• [Exercise aim]:
Write out the whole of the material exactly.

• [Exercise material]:
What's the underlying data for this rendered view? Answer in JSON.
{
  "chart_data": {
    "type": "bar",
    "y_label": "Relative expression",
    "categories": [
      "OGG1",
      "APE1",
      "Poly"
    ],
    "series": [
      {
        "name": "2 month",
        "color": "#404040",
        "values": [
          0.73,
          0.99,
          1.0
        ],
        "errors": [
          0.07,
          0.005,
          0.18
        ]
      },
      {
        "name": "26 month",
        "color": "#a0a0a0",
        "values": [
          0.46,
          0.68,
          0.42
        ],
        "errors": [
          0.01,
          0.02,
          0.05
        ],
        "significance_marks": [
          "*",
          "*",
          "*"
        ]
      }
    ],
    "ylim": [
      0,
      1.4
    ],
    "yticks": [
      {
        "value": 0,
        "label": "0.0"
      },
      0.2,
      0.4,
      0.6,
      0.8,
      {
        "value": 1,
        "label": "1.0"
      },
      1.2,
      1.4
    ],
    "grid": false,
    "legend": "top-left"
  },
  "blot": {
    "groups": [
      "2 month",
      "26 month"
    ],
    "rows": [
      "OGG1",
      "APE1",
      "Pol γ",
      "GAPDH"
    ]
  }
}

• [Completed exercise]:
What's the underlying data for this rendered view? Answer in JSON.
{
  "chart_data": {
    "type": "bar",
    "y_label": "Relative expression",
    "categories": [
      "OGG1",
      "APE1",
      "Poly"
    ],
    "series": [
      {
        "name": "2 month",
        "color": "#404040",
        "values": [
          0.73,
          0.99,
          1.0
        ],
        "errors": [
          0.07,
          0.005,
          0.18
        ]
      },
      {
        "name": "26 month",
        "color": "#a0a0a0",
        "values": [
          0.46,
          0.68,
          0.42
        ],
        "errors": [
          0.01,
          0.02,
          0.05
        ],
        "significance_marks": [
          "*",
          "*",
          "*"
        ]
      }
    ],
    "ylim": [
      0,
      1.4
    ],
    "yticks": [
      {
        "value": 0,
        "label": "0.0"
      },
      0.2,
      0.4,
      0.6,
      0.8,
      {
        "value": 1,
        "label": "1.0"
      },
      1.2,
      1.4
    ],
    "grid": false,
    "legend": "top-left"
  },
  "blot": {
    "groups": [
      "2 month",
      "26 month"
    ],
    "rows": [
      "OGG1",
      "APE1",
      "Pol γ",
      "GAPDH"
    ]
  }
}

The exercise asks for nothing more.